• _WHAT IS BEING ASKED_
Render the rows, from the first one up to and including the one containing "data-point [415,321,422,328]", as a Markdown table with a No. column for the running number and a Text column for the row itself, leaving out any blank rows.

*** TASK INPUT ***

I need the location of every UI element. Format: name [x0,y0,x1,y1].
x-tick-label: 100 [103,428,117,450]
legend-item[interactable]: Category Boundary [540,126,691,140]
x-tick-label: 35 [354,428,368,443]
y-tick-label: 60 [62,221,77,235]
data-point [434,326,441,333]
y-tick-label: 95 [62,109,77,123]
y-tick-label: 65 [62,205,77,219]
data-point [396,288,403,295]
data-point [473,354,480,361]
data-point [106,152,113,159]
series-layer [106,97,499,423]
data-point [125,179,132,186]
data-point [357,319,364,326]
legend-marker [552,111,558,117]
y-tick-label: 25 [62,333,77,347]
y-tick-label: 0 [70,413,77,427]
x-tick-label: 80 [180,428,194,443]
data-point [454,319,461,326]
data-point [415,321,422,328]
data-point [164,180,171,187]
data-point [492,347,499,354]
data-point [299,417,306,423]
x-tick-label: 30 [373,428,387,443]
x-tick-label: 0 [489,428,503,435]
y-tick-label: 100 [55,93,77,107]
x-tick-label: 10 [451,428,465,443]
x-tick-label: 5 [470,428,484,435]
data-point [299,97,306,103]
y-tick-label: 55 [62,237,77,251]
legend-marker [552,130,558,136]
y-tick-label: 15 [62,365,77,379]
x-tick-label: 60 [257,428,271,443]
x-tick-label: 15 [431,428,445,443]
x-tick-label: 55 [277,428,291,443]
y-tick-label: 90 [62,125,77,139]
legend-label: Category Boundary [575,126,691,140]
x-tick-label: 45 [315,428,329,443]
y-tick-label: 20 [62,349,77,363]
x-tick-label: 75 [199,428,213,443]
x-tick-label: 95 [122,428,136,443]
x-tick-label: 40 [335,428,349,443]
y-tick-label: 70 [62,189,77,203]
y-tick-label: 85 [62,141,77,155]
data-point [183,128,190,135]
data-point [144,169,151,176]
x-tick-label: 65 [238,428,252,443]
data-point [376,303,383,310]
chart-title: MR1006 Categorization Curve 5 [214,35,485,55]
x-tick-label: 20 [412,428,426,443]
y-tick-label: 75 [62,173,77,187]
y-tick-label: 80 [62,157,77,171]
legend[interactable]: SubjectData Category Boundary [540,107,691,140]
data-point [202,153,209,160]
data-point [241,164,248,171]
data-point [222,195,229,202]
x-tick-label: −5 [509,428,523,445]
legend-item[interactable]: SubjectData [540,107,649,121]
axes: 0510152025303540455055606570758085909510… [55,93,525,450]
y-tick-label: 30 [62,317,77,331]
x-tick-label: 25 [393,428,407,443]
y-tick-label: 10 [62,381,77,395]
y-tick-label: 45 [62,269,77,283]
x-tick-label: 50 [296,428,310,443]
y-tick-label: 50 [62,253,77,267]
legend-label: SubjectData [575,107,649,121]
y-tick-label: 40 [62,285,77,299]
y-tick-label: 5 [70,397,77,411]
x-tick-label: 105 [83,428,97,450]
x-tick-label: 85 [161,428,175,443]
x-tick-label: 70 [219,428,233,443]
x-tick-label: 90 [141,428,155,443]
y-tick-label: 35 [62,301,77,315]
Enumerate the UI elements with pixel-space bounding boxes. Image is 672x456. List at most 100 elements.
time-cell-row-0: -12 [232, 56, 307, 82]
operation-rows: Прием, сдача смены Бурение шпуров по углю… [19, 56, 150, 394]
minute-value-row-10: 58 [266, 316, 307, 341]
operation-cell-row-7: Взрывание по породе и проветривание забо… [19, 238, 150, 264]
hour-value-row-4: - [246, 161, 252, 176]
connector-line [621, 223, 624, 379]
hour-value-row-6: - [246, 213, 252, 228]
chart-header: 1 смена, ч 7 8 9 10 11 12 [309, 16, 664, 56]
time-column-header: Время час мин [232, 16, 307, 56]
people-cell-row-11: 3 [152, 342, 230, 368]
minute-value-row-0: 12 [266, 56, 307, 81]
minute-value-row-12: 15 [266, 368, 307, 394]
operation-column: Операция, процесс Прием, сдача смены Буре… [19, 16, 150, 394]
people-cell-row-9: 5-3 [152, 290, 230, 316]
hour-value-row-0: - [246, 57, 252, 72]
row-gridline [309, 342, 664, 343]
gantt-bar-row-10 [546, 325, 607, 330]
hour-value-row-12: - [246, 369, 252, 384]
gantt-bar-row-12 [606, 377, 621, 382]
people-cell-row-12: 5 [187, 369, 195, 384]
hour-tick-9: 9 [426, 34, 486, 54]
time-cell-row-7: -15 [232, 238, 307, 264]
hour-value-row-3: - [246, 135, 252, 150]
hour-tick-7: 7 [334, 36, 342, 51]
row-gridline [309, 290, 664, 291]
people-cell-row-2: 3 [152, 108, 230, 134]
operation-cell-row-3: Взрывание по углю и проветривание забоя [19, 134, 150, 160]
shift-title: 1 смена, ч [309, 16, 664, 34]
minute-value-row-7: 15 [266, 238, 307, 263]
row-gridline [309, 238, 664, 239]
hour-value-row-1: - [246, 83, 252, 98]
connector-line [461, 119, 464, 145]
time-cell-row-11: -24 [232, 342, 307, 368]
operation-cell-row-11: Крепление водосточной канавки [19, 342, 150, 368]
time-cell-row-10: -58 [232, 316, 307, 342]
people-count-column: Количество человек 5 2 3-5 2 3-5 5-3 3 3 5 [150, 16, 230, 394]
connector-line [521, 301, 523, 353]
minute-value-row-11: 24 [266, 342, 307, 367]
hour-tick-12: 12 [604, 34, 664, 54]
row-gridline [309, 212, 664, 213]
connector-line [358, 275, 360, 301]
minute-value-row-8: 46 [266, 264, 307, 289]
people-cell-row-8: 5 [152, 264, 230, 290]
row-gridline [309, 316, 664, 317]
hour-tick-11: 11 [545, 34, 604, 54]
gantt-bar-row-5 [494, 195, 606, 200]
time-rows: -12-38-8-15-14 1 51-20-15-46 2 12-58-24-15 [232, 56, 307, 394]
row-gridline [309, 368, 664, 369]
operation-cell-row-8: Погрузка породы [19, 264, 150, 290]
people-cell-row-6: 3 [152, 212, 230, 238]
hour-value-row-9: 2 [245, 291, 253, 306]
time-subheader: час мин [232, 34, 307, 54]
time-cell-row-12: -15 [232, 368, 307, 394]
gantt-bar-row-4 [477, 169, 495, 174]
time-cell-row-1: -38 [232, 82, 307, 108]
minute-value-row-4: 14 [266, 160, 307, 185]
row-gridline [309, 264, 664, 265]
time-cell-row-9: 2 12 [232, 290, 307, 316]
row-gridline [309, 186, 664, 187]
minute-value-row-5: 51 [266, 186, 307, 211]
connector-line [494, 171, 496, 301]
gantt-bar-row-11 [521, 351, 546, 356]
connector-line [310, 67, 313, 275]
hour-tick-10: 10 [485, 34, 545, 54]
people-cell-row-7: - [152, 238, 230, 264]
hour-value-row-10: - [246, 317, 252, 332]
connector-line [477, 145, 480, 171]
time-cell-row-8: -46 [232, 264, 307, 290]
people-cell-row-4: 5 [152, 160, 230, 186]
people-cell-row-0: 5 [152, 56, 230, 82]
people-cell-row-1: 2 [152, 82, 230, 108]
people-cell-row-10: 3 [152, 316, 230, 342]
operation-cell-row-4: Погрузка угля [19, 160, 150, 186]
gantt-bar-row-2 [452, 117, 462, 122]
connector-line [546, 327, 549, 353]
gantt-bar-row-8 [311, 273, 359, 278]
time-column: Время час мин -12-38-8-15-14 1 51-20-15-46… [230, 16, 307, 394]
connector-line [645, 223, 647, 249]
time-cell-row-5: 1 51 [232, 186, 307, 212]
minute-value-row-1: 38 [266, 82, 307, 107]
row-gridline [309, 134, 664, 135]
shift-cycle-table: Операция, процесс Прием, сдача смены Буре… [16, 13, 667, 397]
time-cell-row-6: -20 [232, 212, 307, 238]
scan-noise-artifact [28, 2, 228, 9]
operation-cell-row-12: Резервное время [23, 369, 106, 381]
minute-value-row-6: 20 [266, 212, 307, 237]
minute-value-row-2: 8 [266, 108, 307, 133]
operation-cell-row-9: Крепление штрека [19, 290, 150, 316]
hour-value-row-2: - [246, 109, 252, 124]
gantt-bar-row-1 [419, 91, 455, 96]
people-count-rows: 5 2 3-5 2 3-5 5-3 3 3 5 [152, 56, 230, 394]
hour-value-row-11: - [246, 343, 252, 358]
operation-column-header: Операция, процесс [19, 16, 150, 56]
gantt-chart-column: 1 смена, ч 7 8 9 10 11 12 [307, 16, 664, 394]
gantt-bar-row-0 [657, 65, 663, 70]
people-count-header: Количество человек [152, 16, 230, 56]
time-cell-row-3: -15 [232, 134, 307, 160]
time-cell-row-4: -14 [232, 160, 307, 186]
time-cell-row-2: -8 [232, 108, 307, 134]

***

• _OUTPUT FOR THIS EXERCISE_
| No. | Text |
|---|---|
| 1 | I need the location of every UI element. Format: name [x0,y0,x1,y1]. |
| 2 | x-tick-label: 100 [103,428,117,450] |
| 3 | legend-item[interactable]: Category Boundary [540,126,691,140] |
| 4 | x-tick-label: 35 [354,428,368,443] |
| 5 | y-tick-label: 60 [62,221,77,235] |
| 6 | data-point [434,326,441,333] |
| 7 | y-tick-label: 95 [62,109,77,123] |
| 8 | y-tick-label: 65 [62,205,77,219] |
| 9 | data-point [396,288,403,295] |
| 10 | data-point [473,354,480,361] |
| 11 | data-point [106,152,113,159] |
| 12 | series-layer [106,97,499,423] |
| 13 | data-point [125,179,132,186] |
| 14 | data-point [357,319,364,326] |
| 15 | legend-marker [552,111,558,117] |
| 16 | y-tick-label: 25 [62,333,77,347] |
| 17 | y-tick-label: 0 [70,413,77,427] |
| 18 | x-tick-label: 80 [180,428,194,443] |
| 19 | data-point [454,319,461,326] |
| 20 | data-point [415,321,422,328] |